#### Data lines ####

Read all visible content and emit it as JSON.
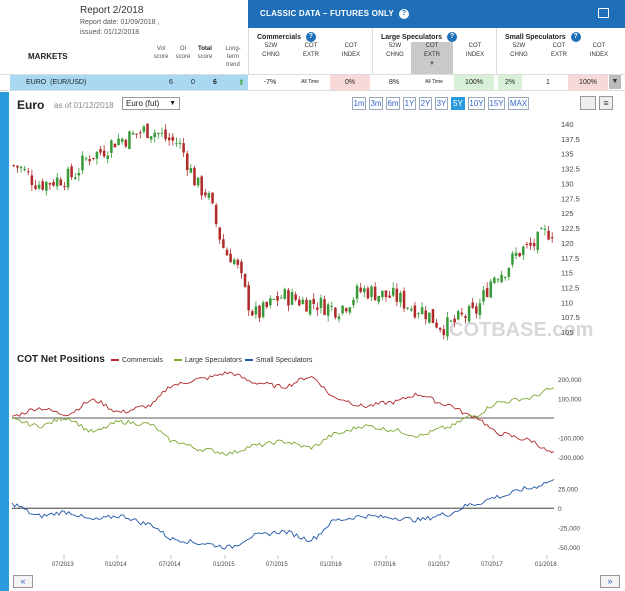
{
  "report": {
    "title": "Report 2/2018",
    "date_line": "Report date: 01/09/2018 ,",
    "issued_line": "issued: 01/12/2018"
  },
  "markets": {
    "label": "MARKETS",
    "col_vol": [
      "Vol",
      "score"
    ],
    "col_oi": [
      "OI",
      "score"
    ],
    "col_total": [
      "Total",
      "score"
    ],
    "col_trend": [
      "Long-",
      "term",
      "trend"
    ]
  },
  "classic": {
    "title": "CLASSIC DATA – FUTURES ONLY",
    "help": "?",
    "groups": [
      {
        "title": "Commercials",
        "cols": [
          [
            "52W",
            "CHNG"
          ],
          [
            "COT",
            "EXTR"
          ],
          [
            "COT",
            "INDEX"
          ]
        ]
      },
      {
        "title": "Large Speculators",
        "cols": [
          [
            "52W",
            "CHNG"
          ],
          [
            "COT",
            "EXTR"
          ],
          [
            "COT",
            "INDEX"
          ]
        ]
      },
      {
        "title": "Small Speculators",
        "cols": [
          [
            "52W",
            "CHNG"
          ],
          [
            "COT",
            "EXTR"
          ],
          [
            "COT",
            "INDEX"
          ]
        ]
      }
    ]
  },
  "euro_row": {
    "name": "EURO",
    "symbol": "(EUR/USD)",
    "vol": "6",
    "oi": "0",
    "total": "6",
    "trend_icon": "up-arrow-icon",
    "cells": [
      "-7%",
      "All Time",
      "0%",
      "8%",
      "All Time",
      "100%",
      "2%",
      "1",
      "100%"
    ]
  },
  "chart_header": {
    "title": "Euro",
    "asof": "as of 01/12/2018",
    "select_value": "Euro (fut)",
    "ranges": [
      "1m",
      "3m",
      "6m",
      "1Y",
      "2Y",
      "3Y",
      "5Y",
      "10Y",
      "15Y",
      "MAX"
    ],
    "active_range": "5Y"
  },
  "watermark": "COTBASE.com",
  "cot_panel": {
    "title": "COT Net Positions",
    "legend": [
      "Commercials",
      "Large Speculators",
      "Small Speculators"
    ]
  },
  "colors": {
    "commercials": "#b02a2a",
    "large_specs": "#7fa832",
    "small_specs": "#2255a8",
    "up_candle": "#3a9a3a",
    "down_candle": "#b02a2a",
    "accent": "#2a9bdc"
  },
  "nav": {
    "prev": "«",
    "next": "»"
  },
  "chart_data": [
    {
      "type": "candlestick",
      "title": "Euro",
      "ylim": [
        103,
        141
      ],
      "yticks": [
        "140",
        "137.5",
        "135",
        "132.5",
        "130",
        "127.5",
        "125",
        "122.5",
        "120",
        "117.5",
        "115",
        "112.5",
        "110",
        "107.5",
        "105"
      ],
      "x": [
        "2013-01",
        "2013-04",
        "2013-07",
        "2013-10",
        "2014-01",
        "2014-04",
        "2014-07",
        "2014-10",
        "2015-01",
        "2015-04",
        "2015-07",
        "2015-10",
        "2016-01",
        "2016-04",
        "2016-07",
        "2016-10",
        "2017-01",
        "2017-04",
        "2017-07",
        "2017-10",
        "2018-01"
      ],
      "close": [
        133,
        130,
        131,
        135,
        137.5,
        139,
        137,
        129,
        118,
        108,
        111,
        110,
        109,
        112,
        111,
        109,
        106,
        108,
        115,
        119,
        122
      ]
    },
    {
      "type": "line",
      "title": "COT Net Positions",
      "ylim": [
        -250000,
        250000
      ],
      "yticks": [
        "200,000",
        "100,000",
        "-100,000",
        "-200,000"
      ],
      "x": [
        "2013-01",
        "2013-04",
        "2013-07",
        "2013-10",
        "2014-01",
        "2014-04",
        "2014-07",
        "2014-10",
        "2015-01",
        "2015-04",
        "2015-07",
        "2015-10",
        "2016-01",
        "2016-04",
        "2016-07",
        "2016-10",
        "2017-01",
        "2017-04",
        "2017-07",
        "2017-10",
        "2018-01"
      ],
      "series": [
        {
          "name": "Commercials",
          "values": [
            10000,
            50000,
            20000,
            90000,
            30000,
            60000,
            170000,
            200000,
            230000,
            180000,
            160000,
            210000,
            100000,
            60000,
            80000,
            120000,
            70000,
            10000,
            -80000,
            -110000,
            -180000
          ]
        },
        {
          "name": "Large Speculators",
          "values": [
            -10000,
            -40000,
            0,
            -70000,
            -20000,
            -30000,
            -120000,
            -160000,
            -180000,
            -140000,
            -120000,
            -150000,
            -80000,
            -40000,
            -60000,
            -90000,
            -50000,
            10000,
            80000,
            100000,
            150000
          ]
        }
      ]
    },
    {
      "type": "line",
      "title": "Small Speculators",
      "ylim": [
        -60000,
        40000
      ],
      "yticks": [
        "25,000",
        "0",
        "-25,000",
        "-50,000"
      ],
      "x_tick_labels": [
        "07/2013",
        "01/2014",
        "07/2014",
        "01/2015",
        "07/2015",
        "01/2016",
        "07/2016",
        "01/2017",
        "07/2017",
        "01/2018"
      ],
      "x": [
        "2013-01",
        "2013-04",
        "2013-07",
        "2013-10",
        "2014-01",
        "2014-04",
        "2014-07",
        "2014-10",
        "2015-01",
        "2015-04",
        "2015-07",
        "2015-10",
        "2016-01",
        "2016-04",
        "2016-07",
        "2016-10",
        "2017-01",
        "2017-04",
        "2017-07",
        "2017-10",
        "2018-01"
      ],
      "series": [
        {
          "name": "Small Speculators",
          "values": [
            5000,
            -10000,
            -5000,
            -15000,
            -10000,
            -20000,
            -40000,
            -45000,
            -50000,
            -35000,
            -30000,
            -40000,
            -15000,
            -10000,
            -12000,
            -15000,
            -8000,
            5000,
            15000,
            25000,
            35000
          ]
        }
      ]
    }
  ]
}
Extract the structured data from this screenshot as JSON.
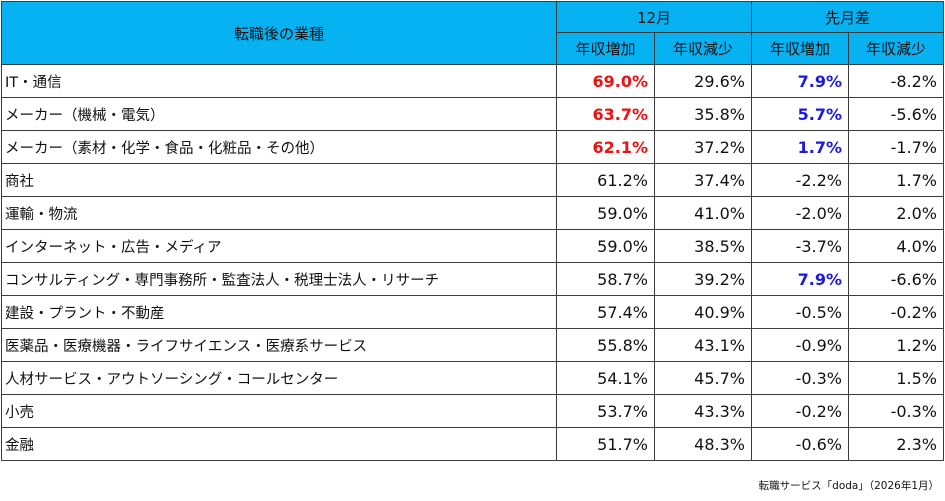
{
  "header": {
    "category": "転職後の業種",
    "group_current": "12月",
    "group_diff": "先月差",
    "col_increase": "年収増加",
    "col_decrease": "年収減少"
  },
  "rows": [
    {
      "name": "IT・通信",
      "inc": "69.0%",
      "dec": "29.6%",
      "d_inc": "7.9%",
      "d_dec": "-8.2%",
      "inc_hl": "red",
      "d_inc_hl": "blue"
    },
    {
      "name": "メーカー（機械・電気）",
      "inc": "63.7%",
      "dec": "35.8%",
      "d_inc": "5.7%",
      "d_dec": "-5.6%",
      "inc_hl": "red",
      "d_inc_hl": "blue"
    },
    {
      "name": "メーカー（素材・化学・食品・化粧品・その他）",
      "inc": "62.1%",
      "dec": "37.2%",
      "d_inc": "1.7%",
      "d_dec": "-1.7%",
      "inc_hl": "red",
      "d_inc_hl": "blue"
    },
    {
      "name": "商社",
      "inc": "61.2%",
      "dec": "37.4%",
      "d_inc": "-2.2%",
      "d_dec": "1.7%",
      "inc_hl": "",
      "d_inc_hl": ""
    },
    {
      "name": "運輸・物流",
      "inc": "59.0%",
      "dec": "41.0%",
      "d_inc": "-2.0%",
      "d_dec": "2.0%",
      "inc_hl": "",
      "d_inc_hl": ""
    },
    {
      "name": "インターネット・広告・メディア",
      "inc": "59.0%",
      "dec": "38.5%",
      "d_inc": "-3.7%",
      "d_dec": "4.0%",
      "inc_hl": "",
      "d_inc_hl": ""
    },
    {
      "name": "コンサルティング・専門事務所・監査法人・税理士法人・リサーチ",
      "inc": "58.7%",
      "dec": "39.2%",
      "d_inc": "7.9%",
      "d_dec": "-6.6%",
      "inc_hl": "",
      "d_inc_hl": "blue"
    },
    {
      "name": "建設・プラント・不動産",
      "inc": "57.4%",
      "dec": "40.9%",
      "d_inc": "-0.5%",
      "d_dec": "-0.2%",
      "inc_hl": "",
      "d_inc_hl": ""
    },
    {
      "name": "医薬品・医療機器・ライフサイエンス・医療系サービス",
      "inc": "55.8%",
      "dec": "43.1%",
      "d_inc": "-0.9%",
      "d_dec": "1.2%",
      "inc_hl": "",
      "d_inc_hl": ""
    },
    {
      "name": "人材サービス・アウトソーシング・コールセンター",
      "inc": "54.1%",
      "dec": "45.7%",
      "d_inc": "-0.3%",
      "d_dec": "1.5%",
      "inc_hl": "",
      "d_inc_hl": ""
    },
    {
      "name": "小売",
      "inc": "53.7%",
      "dec": "43.3%",
      "d_inc": "-0.2%",
      "d_dec": "-0.3%",
      "inc_hl": "",
      "d_inc_hl": ""
    },
    {
      "name": "金融",
      "inc": "51.7%",
      "dec": "48.3%",
      "d_inc": "-0.6%",
      "d_dec": "2.3%",
      "inc_hl": "",
      "d_inc_hl": ""
    }
  ],
  "source": "転職サービス「doda」（2026年1月）",
  "colors": {
    "header_bg": "#06b2f2",
    "highlight_red": "#ee1111",
    "highlight_blue": "#1a1ae6",
    "border": "#3c3c3c"
  }
}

####

* **What this task involves**: Sift through the entries and copy every line with "Positions".

* **Exercise output**:
    "title": "COT Net Positions",
      "title": "COT Net Positions",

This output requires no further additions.